**Short exercise**
Report every line in the listing that contains the string "color".

○ ○ ○ ○ ○

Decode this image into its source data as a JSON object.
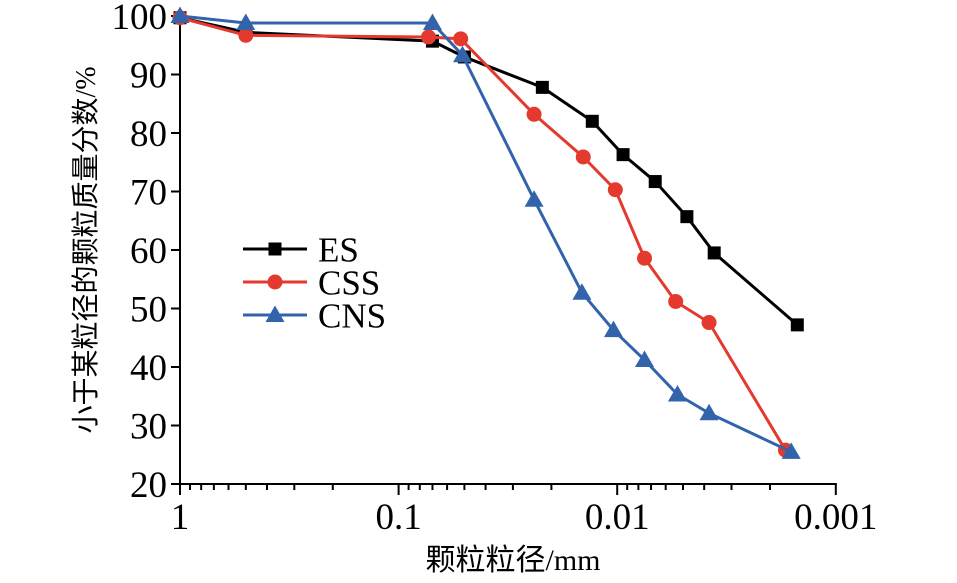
{
  "chart_data": {
    "type": "line",
    "title": "",
    "xlabel": "颗粒粒径/mm",
    "ylabel": "小于某粒径的颗粒质量分数/%",
    "x_scale": "log-reversed",
    "xlim": [
      1,
      0.001
    ],
    "ylim": [
      20,
      100
    ],
    "x_ticks": [
      "1",
      "0.1",
      "0.01",
      "0.001"
    ],
    "y_ticks": [
      20,
      30,
      40,
      50,
      60,
      70,
      80,
      90,
      100
    ],
    "grid": false,
    "legend_position": "inside-left-middle",
    "series": [
      {
        "name": "ES",
        "color": "#000000",
        "marker": "square",
        "x": [
          1,
          0.5,
          0.07,
          0.05,
          0.022,
          0.013,
          0.0094,
          0.0067,
          0.0048,
          0.0036,
          0.0015
        ],
        "y": [
          99.7,
          97.2,
          95.7,
          93.0,
          87.8,
          82.0,
          76.3,
          71.7,
          65.7,
          59.5,
          47.2
        ]
      },
      {
        "name": "CSS",
        "color": "#e4392e",
        "marker": "circle",
        "x": [
          1,
          0.5,
          0.073,
          0.052,
          0.024,
          0.0143,
          0.0102,
          0.0075,
          0.0054,
          0.0038,
          0.0017
        ],
        "y": [
          99.7,
          96.7,
          96.4,
          96.1,
          83.2,
          75.9,
          70.3,
          58.6,
          51.2,
          47.6,
          25.8
        ]
      },
      {
        "name": "CNS",
        "color": "#3263ab",
        "marker": "triangle",
        "x": [
          1,
          0.5,
          0.07,
          0.051,
          0.024,
          0.0145,
          0.0104,
          0.0075,
          0.0053,
          0.0038,
          0.0016
        ],
        "y": [
          100,
          98.8,
          98.8,
          93.3,
          68.6,
          52.7,
          46.3,
          41.2,
          35.3,
          32.1,
          25.5
        ]
      }
    ]
  }
}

○ ○ ○ ○ ○

**Solution**
        "color": "#000000",
        "color": "#e4392e",
        "color": "#3263ab",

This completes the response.